Website and app data records:
....

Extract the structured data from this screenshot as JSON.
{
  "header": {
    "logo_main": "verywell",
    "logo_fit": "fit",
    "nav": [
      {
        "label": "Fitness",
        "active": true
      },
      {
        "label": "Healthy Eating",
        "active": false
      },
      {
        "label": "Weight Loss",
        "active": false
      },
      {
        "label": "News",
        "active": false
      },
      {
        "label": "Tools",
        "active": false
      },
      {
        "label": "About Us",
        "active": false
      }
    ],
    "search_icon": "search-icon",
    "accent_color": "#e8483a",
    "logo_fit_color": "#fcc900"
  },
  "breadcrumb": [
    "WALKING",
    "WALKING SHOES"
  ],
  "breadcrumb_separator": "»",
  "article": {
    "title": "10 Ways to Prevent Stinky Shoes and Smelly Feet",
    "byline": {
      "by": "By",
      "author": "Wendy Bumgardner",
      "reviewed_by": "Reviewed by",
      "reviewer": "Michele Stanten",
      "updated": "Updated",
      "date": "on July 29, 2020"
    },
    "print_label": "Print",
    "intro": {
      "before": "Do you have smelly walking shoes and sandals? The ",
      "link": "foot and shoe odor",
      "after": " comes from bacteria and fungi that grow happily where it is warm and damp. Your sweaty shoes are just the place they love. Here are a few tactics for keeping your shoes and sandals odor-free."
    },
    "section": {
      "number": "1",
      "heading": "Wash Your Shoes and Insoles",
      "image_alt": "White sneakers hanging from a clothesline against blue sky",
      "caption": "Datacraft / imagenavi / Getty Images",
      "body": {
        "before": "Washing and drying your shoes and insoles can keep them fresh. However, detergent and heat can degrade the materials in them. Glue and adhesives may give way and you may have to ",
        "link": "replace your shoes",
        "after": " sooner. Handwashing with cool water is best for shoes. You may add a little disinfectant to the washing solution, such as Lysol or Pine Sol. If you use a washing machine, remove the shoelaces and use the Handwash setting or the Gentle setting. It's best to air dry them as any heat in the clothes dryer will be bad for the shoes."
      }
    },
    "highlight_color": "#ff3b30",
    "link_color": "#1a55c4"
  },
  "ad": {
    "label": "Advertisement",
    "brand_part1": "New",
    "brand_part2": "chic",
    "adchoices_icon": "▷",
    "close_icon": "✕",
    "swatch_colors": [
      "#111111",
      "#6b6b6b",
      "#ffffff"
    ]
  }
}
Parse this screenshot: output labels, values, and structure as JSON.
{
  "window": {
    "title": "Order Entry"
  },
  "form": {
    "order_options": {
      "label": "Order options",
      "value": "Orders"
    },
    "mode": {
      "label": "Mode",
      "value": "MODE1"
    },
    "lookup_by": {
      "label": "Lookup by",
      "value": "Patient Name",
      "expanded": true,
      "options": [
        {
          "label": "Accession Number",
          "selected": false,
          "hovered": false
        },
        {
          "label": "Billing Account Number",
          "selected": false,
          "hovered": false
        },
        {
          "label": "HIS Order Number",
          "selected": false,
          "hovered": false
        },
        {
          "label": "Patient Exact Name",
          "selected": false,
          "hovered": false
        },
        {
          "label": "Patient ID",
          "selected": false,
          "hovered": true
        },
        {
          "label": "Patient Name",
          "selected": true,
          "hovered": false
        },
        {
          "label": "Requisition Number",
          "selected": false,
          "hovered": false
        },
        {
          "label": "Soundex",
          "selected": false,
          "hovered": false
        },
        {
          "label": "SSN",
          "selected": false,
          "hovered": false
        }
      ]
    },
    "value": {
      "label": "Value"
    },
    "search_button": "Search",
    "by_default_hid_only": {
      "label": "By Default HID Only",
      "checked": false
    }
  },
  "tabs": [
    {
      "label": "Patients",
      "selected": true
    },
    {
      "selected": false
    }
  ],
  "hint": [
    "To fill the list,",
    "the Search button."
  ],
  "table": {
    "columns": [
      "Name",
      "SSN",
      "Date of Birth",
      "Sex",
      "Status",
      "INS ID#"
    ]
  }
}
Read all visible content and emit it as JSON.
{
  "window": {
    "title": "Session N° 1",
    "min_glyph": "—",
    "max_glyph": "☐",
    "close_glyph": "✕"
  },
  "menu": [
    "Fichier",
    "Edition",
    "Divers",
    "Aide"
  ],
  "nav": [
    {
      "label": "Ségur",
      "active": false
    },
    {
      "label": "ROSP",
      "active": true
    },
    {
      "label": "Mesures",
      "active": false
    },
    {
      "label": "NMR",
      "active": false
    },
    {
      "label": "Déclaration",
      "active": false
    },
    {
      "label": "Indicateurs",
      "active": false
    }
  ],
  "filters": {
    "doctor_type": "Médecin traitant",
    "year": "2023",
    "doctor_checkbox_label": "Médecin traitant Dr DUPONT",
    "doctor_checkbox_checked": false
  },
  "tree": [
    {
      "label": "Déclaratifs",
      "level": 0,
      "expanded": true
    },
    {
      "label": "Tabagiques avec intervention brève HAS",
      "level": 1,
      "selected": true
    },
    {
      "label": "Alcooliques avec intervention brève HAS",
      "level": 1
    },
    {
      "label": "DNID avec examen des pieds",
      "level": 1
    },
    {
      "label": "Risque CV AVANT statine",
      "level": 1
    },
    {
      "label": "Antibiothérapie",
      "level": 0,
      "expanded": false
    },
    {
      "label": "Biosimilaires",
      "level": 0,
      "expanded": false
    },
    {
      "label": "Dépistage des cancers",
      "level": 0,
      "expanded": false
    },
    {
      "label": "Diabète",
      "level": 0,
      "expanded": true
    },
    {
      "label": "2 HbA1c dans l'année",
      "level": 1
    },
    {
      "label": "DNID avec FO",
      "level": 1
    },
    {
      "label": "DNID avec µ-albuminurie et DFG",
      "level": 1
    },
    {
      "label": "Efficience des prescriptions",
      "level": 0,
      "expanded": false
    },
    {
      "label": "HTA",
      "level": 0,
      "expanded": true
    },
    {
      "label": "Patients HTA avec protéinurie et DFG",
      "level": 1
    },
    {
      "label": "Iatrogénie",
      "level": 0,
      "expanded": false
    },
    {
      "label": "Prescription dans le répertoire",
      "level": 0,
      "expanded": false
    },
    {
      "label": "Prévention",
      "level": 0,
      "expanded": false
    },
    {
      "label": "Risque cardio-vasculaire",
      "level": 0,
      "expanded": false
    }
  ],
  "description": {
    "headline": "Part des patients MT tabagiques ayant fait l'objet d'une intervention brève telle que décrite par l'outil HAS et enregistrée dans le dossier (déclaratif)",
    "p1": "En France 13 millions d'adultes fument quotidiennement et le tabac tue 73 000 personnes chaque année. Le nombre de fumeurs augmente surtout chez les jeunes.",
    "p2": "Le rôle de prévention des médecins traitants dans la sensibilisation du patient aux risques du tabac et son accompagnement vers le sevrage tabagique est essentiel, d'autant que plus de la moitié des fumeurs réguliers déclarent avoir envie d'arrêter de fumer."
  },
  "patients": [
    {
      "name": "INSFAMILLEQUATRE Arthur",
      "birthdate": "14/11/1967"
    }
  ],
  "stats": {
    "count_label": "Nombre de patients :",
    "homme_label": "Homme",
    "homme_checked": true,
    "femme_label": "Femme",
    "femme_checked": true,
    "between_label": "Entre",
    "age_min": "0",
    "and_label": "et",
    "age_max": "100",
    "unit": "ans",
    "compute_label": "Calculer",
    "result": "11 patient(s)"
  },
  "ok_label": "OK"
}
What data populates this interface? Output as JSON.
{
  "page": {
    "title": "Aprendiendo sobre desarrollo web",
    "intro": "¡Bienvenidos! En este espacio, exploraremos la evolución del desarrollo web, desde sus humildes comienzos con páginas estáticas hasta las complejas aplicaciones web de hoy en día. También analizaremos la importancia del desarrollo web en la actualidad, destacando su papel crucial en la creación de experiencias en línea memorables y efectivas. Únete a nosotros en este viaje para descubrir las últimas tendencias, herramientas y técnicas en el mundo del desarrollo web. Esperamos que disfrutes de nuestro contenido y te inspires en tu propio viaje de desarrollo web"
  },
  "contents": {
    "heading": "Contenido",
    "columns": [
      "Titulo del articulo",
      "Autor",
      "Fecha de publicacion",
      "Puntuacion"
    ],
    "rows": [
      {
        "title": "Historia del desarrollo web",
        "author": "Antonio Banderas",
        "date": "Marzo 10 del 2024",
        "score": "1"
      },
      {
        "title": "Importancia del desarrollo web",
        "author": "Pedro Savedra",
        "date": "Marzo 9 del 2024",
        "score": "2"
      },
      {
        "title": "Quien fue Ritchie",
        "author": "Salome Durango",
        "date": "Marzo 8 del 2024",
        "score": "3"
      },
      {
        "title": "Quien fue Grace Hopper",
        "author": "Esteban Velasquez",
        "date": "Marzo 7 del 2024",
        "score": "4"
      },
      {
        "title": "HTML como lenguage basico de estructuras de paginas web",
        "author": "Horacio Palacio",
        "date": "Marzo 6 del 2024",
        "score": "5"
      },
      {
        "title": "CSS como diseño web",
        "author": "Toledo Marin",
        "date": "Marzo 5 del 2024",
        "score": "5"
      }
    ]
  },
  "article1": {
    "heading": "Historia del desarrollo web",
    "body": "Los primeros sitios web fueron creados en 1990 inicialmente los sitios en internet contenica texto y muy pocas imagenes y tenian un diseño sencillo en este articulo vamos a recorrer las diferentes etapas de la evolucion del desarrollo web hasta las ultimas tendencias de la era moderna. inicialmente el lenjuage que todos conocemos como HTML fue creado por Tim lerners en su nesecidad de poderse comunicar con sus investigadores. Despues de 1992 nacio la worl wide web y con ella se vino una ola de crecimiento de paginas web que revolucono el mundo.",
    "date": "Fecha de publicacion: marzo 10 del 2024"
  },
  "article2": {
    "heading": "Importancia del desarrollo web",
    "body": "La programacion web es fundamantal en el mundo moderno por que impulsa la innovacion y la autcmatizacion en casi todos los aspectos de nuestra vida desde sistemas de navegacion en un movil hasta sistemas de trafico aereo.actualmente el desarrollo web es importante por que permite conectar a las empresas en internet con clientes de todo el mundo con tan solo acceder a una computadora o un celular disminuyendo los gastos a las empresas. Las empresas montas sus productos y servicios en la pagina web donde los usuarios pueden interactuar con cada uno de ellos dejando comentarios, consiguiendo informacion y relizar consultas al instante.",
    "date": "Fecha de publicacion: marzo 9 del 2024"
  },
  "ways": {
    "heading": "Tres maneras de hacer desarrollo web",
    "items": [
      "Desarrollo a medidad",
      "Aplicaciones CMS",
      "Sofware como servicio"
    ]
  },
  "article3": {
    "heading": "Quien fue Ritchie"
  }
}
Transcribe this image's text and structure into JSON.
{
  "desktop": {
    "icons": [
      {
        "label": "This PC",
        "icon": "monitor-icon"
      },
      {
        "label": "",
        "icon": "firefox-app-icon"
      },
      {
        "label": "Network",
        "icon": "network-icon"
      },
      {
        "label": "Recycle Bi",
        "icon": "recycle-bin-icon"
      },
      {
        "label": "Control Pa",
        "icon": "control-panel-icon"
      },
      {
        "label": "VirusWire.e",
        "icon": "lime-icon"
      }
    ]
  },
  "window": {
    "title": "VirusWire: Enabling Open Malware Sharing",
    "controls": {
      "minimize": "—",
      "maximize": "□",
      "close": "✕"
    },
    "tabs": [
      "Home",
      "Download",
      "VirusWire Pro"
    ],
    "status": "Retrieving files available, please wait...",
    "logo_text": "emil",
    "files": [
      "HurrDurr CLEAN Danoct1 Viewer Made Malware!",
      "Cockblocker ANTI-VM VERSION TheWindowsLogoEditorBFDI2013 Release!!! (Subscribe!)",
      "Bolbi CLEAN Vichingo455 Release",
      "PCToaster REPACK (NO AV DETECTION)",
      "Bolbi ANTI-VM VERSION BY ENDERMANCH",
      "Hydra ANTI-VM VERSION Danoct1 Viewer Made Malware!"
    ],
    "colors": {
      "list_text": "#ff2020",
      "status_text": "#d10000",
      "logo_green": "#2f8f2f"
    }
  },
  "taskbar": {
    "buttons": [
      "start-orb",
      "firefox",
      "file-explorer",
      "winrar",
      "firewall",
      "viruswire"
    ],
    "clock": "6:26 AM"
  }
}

....

The task:
Using the records above, report each line that contains the word "fumeurs" by copying it.

Answer to this exercise:
    "p1": "En France 13 millions d'adultes fument quotidiennement et le tabac tue 73 000 personnes chaque année. Le nombre de fumeurs augmente surtout chez les jeunes.",
    "p2": "Le rôle de prévention des médecins traitants dans la sensibilisation du patient aux risques du tabac et son accompagnement vers le sevrage tabagique est essentiel, d'autant que plus de la moitié des fumeurs réguliers déclarent avoir envie d'arrêter de fumer."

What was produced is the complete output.